» TASK REQUIREMENTS
Reproduce the records below exactly as given.

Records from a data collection
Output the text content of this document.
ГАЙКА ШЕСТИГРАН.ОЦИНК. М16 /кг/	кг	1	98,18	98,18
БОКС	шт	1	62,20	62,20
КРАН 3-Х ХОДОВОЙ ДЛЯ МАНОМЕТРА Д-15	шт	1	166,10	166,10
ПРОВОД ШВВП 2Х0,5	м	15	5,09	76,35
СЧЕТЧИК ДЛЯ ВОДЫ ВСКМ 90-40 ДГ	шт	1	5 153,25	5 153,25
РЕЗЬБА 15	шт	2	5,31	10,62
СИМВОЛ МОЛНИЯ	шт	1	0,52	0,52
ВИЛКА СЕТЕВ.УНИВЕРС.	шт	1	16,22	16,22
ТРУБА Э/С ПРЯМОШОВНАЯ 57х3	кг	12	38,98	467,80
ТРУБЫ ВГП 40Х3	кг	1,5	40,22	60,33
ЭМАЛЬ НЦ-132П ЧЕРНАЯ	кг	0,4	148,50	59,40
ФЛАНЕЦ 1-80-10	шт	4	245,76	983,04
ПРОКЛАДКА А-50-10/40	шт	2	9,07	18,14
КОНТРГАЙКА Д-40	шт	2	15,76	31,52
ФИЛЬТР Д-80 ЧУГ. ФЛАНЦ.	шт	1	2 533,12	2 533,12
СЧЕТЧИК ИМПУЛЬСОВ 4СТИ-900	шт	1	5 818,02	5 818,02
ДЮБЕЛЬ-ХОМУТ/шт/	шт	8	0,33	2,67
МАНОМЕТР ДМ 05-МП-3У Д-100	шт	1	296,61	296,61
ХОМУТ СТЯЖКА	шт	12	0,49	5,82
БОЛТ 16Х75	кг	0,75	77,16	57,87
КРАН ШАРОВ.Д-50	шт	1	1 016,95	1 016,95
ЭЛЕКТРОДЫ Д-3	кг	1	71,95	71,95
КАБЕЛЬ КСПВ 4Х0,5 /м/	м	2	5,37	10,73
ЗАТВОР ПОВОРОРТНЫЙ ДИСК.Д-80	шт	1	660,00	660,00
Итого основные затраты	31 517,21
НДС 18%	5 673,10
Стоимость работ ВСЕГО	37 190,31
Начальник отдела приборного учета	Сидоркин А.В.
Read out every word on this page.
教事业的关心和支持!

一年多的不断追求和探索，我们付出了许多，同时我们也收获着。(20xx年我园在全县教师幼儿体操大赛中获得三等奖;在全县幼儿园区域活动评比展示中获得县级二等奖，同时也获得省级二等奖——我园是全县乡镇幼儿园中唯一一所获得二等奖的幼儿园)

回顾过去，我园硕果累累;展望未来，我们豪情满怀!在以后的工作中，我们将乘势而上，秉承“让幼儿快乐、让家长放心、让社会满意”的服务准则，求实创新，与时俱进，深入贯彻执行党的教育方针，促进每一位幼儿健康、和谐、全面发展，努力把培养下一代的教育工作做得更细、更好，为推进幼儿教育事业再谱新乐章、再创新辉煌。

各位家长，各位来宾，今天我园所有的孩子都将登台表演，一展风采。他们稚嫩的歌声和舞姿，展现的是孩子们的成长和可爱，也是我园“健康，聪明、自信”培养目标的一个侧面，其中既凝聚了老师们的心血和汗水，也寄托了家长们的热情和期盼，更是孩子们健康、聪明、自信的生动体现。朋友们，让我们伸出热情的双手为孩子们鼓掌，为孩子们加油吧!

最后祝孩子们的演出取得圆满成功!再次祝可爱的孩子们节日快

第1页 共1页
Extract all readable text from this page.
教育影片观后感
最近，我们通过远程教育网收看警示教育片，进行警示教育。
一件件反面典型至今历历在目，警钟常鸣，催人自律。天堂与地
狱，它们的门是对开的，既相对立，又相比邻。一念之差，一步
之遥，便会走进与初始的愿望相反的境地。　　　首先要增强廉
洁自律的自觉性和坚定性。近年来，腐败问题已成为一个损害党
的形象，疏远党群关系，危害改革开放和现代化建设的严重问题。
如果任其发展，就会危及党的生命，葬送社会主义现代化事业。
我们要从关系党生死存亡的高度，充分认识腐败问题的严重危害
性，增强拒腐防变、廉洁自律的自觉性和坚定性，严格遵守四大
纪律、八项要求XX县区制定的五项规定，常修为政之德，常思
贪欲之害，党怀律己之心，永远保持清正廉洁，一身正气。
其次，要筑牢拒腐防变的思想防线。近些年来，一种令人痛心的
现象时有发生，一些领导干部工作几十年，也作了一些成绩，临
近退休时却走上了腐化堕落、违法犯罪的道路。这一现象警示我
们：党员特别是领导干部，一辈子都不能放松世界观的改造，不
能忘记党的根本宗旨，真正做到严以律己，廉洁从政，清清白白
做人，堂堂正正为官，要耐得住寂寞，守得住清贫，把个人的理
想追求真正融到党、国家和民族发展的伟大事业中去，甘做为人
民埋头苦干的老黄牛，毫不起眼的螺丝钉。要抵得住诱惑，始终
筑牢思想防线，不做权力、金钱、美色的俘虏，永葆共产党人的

» ANSWER FOR THE TASK
Output the text content of this document.
ГАЙКА ШЕСТИГРАН.ОЦИНК. М16 /кг/	кг	1	98,18	98,18
БОКС	шт	1	62,20	62,20
КРАН 3-Х ХОДОВОЙ ДЛЯ МАНОМЕТРА Д-15	шт	1	166,10	166,10
ПРОВОД ШВВП 2Х0,5	м	15	5,09	76,35
СЧЕТЧИК ДЛЯ ВОДЫ ВСКМ 90-40 ДГ	шт	1	5 153,25	5 153,25
РЕЗЬБА 15	шт	2	5,31	10,62
СИМВОЛ МОЛНИЯ	шт	1	0,52	0,52
ВИЛКА СЕТЕВ.УНИВЕРС.	шт	1	16,22	16,22
ТРУБА Э/С ПРЯМОШОВНАЯ 57х3	кг	12	38,98	467,80
ТРУБЫ ВГП 40Х3	кг	1,5	40,22	60,33
ЭМАЛЬ НЦ-132П ЧЕРНАЯ	кг	0,4	148,50	59,40
ФЛАНЕЦ 1-80-10	шт	4	245,76	983,04
ПРОКЛАДКА А-50-10/40	шт	2	9,07	18,14
КОНТРГАЙКА Д-40	шт	2	15,76	31,52
ФИЛЬТР Д-80 ЧУГ. ФЛАНЦ.	шт	1	2 533,12	2 533,12
СЧЕТЧИК ИМПУЛЬСОВ 4СТИ-900	шт	1	5 818,02	5 818,02
ДЮБЕЛЬ-ХОМУТ/шт/	шт	8	0,33	2,67
МАНОМЕТР ДМ 05-МП-3У Д-100	шт	1	296,61	296,61
ХОМУТ СТЯЖКА	шт	12	0,49	5,82
БОЛТ 16Х75	кг	0,75	77,16	57,87
КРАН ШАРОВ.Д-50	шт	1	1 016,95	1 016,95
ЭЛЕКТРОДЫ Д-3	кг	1	71,95	71,95
КАБЕЛЬ КСПВ 4Х0,5 /м/	м	2	5,37	10,73
ЗАТВОР ПОВОРОРТНЫЙ ДИСК.Д-80	шт	1	660,00	660,00
Итого основные затраты	31 517,21
НДС 18%	5 673,10
Стоимость работ ВСЕГО	37 190,31
Начальник отдела приборного учета	Сидоркин А.В.
Read out every word on this page.
教事业的关心和支持!

一年多的不断追求和探索，我们付出了许多，同时我们也收获着。(20xx年我园在全县教师幼儿体操大赛中获得三等奖;在全县幼儿园区域活动评比展示中获得县级二等奖，同时也获得省级二等奖——我园是全县乡镇幼儿园中唯一一所获得二等奖的幼儿园)

回顾过去，我园硕果累累;展望未来，我们豪情满怀!在以后的工作中，我们将乘势而上，秉承“让幼儿快乐、让家长放心、让社会满意”的服务准则，求实创新，与时俱进，深入贯彻执行党的教育方针，促进每一位幼儿健康、和谐、全面发展，努力把培养下一代的教育工作做得更细、更好，为推进幼儿教育事业再谱新乐章、再创新辉煌。

各位家长，各位来宾，今天我园所有的孩子都将登台表演，一展风采。他们稚嫩的歌声和舞姿，展现的是孩子们的成长和可爱，也是我园“健康，聪明、自信”培养目标的一个侧面，其中既凝聚了老师们的心血和汗水，也寄托了家长们的热情和期盼，更是孩子们健康、聪明、自信的生动体现。朋友们，让我们伸出热情的双手为孩子们鼓掌，为孩子们加油吧!

最后祝孩子们的演出取得圆满成功!再次祝可爱的孩子们节日快

第1页 共1页
Extract all readable text from this page.
教育影片观后感
最近，我们通过远程教育网收看警示教育片，进行警示教育。
一件件反面典型至今历历在目，警钟常鸣，催人自律。天堂与地
狱，它们的门是对开的，既相对立，又相比邻。一念之差，一步
之遥，便会走进与初始的愿望相反的境地。　　　首先要增强廉
洁自律的自觉性和坚定性。近年来，腐败问题已成为一个损害党
的形象，疏远党群关系，危害改革开放和现代化建设的严重问题。
如果任其发展，就会危及党的生命，葬送社会主义现代化事业。
我们要从关系党生死存亡的高度，充分认识腐败问题的严重危害
性，增强拒腐防变、廉洁自律的自觉性和坚定性，严格遵守四大
纪律、八项要求XX县区制定的五项规定，常修为政之德，常思
贪欲之害，党怀律己之心，永远保持清正廉洁，一身正气。
其次，要筑牢拒腐防变的思想防线。近些年来，一种令人痛心的
现象时有发生，一些领导干部工作几十年，也作了一些成绩，临
近退休时却走上了腐化堕落、违法犯罪的道路。这一现象警示我
们：党员特别是领导干部，一辈子都不能放松世界观的改造，不
能忘记党的根本宗旨，真正做到严以律己，廉洁从政，清清白白
做人，堂堂正正为官，要耐得住寂寞，守得住清贫，把个人的理
想追求真正融到党、国家和民族发展的伟大事业中去，甘做为人
民埋头苦干的老黄牛，毫不起眼的螺丝钉。要抵得住诱惑，始终
筑牢思想防线，不做权力、金钱、美色的俘虏，永葆共产党人的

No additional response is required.